-- BEGIN --

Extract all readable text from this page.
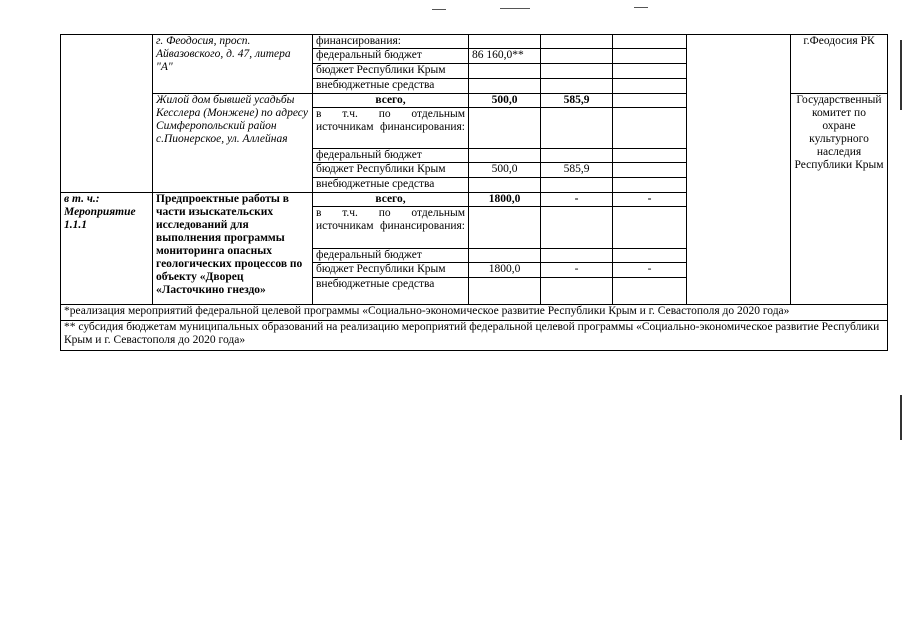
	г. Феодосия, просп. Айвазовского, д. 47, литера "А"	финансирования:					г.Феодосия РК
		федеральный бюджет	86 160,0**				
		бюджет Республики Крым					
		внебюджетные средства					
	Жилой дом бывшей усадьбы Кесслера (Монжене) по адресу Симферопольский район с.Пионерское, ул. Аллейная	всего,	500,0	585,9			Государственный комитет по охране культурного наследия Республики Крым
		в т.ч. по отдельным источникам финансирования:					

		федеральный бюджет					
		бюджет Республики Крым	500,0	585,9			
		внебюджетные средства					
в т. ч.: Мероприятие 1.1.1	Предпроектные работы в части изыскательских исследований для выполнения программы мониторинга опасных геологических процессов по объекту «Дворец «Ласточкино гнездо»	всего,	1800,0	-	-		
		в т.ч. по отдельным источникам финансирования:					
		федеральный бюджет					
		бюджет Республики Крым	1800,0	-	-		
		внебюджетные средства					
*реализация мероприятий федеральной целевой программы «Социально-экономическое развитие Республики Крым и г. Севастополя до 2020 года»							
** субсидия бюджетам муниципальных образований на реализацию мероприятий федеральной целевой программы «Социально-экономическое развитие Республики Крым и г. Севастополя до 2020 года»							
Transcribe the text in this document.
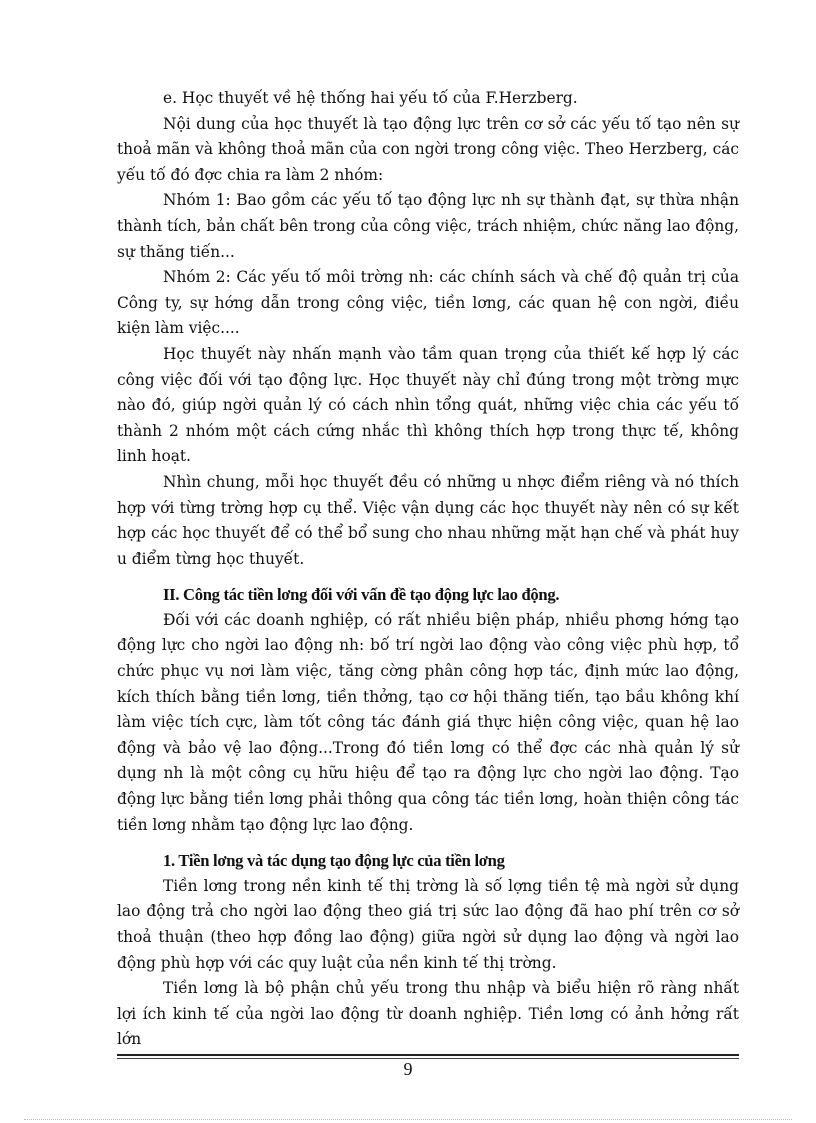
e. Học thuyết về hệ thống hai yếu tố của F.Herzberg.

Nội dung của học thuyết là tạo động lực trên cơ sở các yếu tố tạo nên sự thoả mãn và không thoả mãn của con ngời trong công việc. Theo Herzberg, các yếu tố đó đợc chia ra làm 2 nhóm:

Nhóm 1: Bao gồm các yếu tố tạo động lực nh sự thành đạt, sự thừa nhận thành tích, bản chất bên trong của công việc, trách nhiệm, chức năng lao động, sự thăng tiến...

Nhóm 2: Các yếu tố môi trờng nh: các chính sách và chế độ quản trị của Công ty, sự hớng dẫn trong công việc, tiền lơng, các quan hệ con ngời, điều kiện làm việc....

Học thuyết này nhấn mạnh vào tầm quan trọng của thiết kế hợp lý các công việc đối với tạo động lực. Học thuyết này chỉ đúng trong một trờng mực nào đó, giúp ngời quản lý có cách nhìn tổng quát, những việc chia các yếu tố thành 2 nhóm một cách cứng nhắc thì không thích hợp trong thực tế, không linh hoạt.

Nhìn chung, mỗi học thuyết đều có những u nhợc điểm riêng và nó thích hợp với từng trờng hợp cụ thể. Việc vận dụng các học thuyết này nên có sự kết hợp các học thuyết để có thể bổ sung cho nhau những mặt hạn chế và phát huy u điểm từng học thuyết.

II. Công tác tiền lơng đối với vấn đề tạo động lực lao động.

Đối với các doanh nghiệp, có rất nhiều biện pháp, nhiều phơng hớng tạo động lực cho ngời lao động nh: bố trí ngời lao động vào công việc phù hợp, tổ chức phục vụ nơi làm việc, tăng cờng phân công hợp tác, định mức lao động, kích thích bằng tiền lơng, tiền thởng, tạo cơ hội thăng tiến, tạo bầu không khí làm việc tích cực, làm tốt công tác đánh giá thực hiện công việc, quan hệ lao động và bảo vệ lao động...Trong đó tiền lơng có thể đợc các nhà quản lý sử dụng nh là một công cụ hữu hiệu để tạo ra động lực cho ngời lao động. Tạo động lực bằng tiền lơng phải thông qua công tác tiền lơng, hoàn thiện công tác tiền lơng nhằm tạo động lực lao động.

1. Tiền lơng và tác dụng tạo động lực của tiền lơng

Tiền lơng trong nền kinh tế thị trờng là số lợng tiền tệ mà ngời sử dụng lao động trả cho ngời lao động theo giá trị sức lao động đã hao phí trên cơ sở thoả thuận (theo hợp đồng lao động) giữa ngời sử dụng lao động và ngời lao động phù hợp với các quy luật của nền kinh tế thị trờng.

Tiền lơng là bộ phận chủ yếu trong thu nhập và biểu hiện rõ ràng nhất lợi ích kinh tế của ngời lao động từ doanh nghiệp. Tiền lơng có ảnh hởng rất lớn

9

-- END --
-- BEGIN --

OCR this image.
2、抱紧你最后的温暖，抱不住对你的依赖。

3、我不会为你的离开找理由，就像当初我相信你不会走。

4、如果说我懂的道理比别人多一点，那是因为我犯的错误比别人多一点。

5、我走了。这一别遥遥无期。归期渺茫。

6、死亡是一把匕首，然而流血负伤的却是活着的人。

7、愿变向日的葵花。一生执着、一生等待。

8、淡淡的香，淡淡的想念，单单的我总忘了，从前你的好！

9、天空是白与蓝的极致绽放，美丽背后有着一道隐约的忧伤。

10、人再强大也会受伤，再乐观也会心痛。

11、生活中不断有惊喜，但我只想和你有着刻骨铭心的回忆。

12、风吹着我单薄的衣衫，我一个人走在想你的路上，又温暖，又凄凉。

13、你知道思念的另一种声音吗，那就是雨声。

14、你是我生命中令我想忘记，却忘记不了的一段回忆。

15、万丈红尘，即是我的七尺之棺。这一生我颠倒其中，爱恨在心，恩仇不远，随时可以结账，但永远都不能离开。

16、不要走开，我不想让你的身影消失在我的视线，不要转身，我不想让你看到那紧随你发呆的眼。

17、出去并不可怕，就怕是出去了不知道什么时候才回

-- END --
-- BEGIN --

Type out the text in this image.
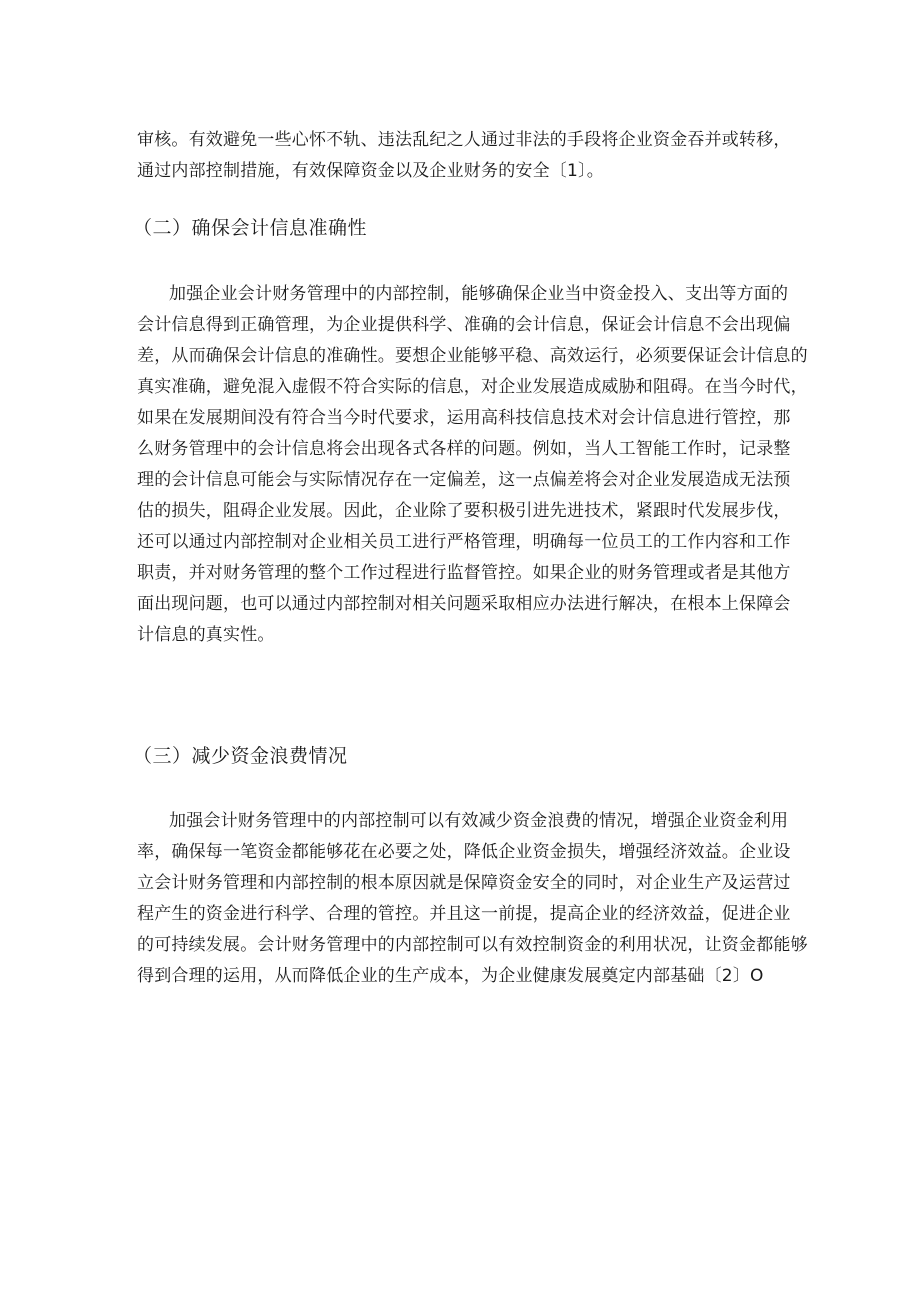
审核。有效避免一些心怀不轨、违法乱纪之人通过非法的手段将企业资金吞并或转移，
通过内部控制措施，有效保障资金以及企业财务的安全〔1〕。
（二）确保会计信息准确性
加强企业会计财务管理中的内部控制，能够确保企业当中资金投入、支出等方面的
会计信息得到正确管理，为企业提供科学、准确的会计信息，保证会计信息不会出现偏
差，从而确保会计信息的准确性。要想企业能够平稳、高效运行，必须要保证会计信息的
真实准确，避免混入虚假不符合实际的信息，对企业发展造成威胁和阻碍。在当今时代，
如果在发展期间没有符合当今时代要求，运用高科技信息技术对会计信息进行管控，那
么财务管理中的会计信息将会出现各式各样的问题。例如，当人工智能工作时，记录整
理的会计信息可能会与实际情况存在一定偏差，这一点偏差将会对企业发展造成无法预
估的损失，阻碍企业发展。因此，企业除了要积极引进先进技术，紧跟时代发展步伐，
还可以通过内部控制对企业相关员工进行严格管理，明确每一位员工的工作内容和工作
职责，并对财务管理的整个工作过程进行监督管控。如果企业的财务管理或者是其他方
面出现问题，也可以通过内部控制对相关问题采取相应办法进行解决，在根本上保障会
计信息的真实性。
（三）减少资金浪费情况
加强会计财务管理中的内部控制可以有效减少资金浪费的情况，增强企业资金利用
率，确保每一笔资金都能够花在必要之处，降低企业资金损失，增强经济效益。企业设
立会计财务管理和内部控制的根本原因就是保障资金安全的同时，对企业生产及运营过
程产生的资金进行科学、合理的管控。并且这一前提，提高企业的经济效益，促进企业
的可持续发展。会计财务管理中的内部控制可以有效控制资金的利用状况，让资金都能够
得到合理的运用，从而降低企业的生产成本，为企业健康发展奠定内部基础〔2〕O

-- END --

• What is expected:
Show every line of the listing in which the string "thoả" can be found.

• Result of this task:
Nội dung của học thuyết là tạo động lực trên cơ sở các yếu tố tạo nên sự thoả mãn và không thoả mãn của con ngời trong công việc. Theo Herzberg, các yếu tố đó đợc chia ra làm 2 nhóm:
Tiền lơng trong nền kinh tế thị trờng là số lợng tiền tệ mà ngời sử dụng lao động trả cho ngời lao động theo giá trị sức lao động đã hao phí trên cơ sở thoả thuận (theo hợp đồng lao động) giữa ngời sử dụng lao động và ngời lao động phù hợp với các quy luật của nền kinh tế thị trờng.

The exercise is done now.